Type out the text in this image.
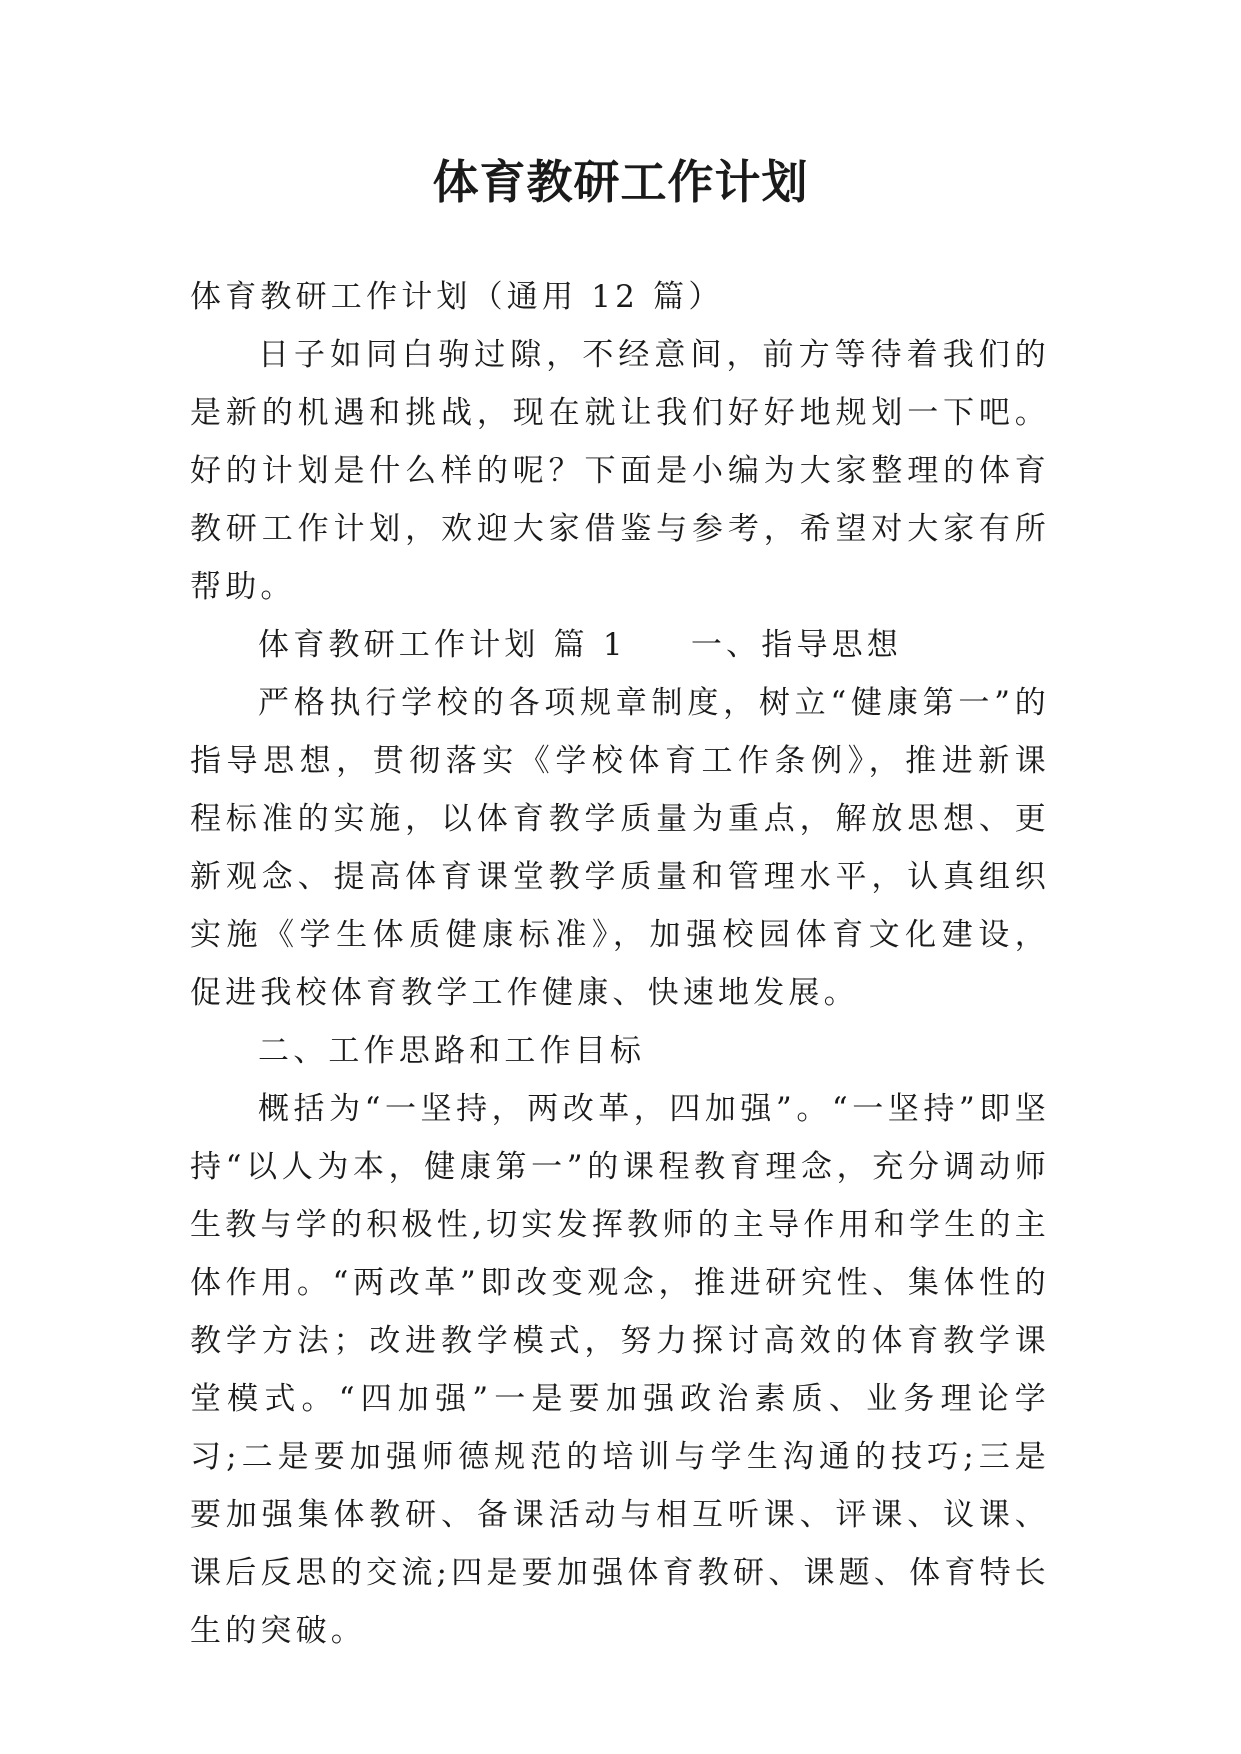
体育教研工作计划

体育教研工作计划（通用 12 篇）

日子如同白驹过隙，不经意间，前方等待着我们的是新的机遇和挑战，现在就让我们好好地规划一下吧。好的计划是什么样的呢？下面是小编为大家整理的体育教研工作计划，欢迎大家借鉴与参考，希望对大家有所帮助。

体育教研工作计划 篇 1 一、指导思想

严格执行学校的各项规章制度，树立“健康第一”的指导思想，贯彻落实《学校体育工作条例》，推进新课程标准的实施，以体育教学质量为重点，解放思想、更新观念、提高体育课堂教学质量和管理水平，认真组织实施《学生体质健康标准》，加强校园体育文化建设，促进我校体育教学工作健康、快速地发展。

二、工作思路和工作目标

概括为“一坚持，两改革，四加强”。“一坚持”即坚持“以人为本，健康第一”的课程教育理念，充分调动师生教与学的积极性,切实发挥教师的主导作用和学生的主体作用。“两改革”即改变观念，推进研究性、集体性的教学方法；改进教学模式，努力探讨高效的体育教学课堂模式。“四加强”一是要加强政治素质、业务理论学习;二是要加强师德规范的培训与学生沟通的技巧;三是要加强集体教研、备课活动与相互听课、评课、议课、课后反思的交流;四是要加强体育教研、课题、体育特长生的突破。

Short task => Every line is to be duplicated exactly, though pictures stay out.

Exercise response =>
Type out the text in this image.
体育教研工作计划

体育教研工作计划（通用 12 篇）

日子如同白驹过隙，不经意间，前方等待着我们的是新的机遇和挑战，现在就让我们好好地规划一下吧。好的计划是什么样的呢？下面是小编为大家整理的体育教研工作计划，欢迎大家借鉴与参考，希望对大家有所帮助。

体育教研工作计划 篇 1 一、指导思想

严格执行学校的各项规章制度，树立“健康第一”的指导思想，贯彻落实《学校体育工作条例》，推进新课程标准的实施，以体育教学质量为重点，解放思想、更新观念、提高体育课堂教学质量和管理水平，认真组织实施《学生体质健康标准》，加强校园体育文化建设，促进我校体育教学工作健康、快速地发展。

二、工作思路和工作目标

概括为“一坚持，两改革，四加强”。“一坚持”即坚持“以人为本，健康第一”的课程教育理念，充分调动师生教与学的积极性,切实发挥教师的主导作用和学生的主体作用。“两改革”即改变观念，推进研究性、集体性的教学方法；改进教学模式，努力探讨高效的体育教学课堂模式。“四加强”一是要加强政治素质、业务理论学习;二是要加强师德规范的培训与学生沟通的技巧;三是要加强集体教研、备课活动与相互听课、评课、议课、课后反思的交流;四是要加强体育教研、课题、体育特长生的突破。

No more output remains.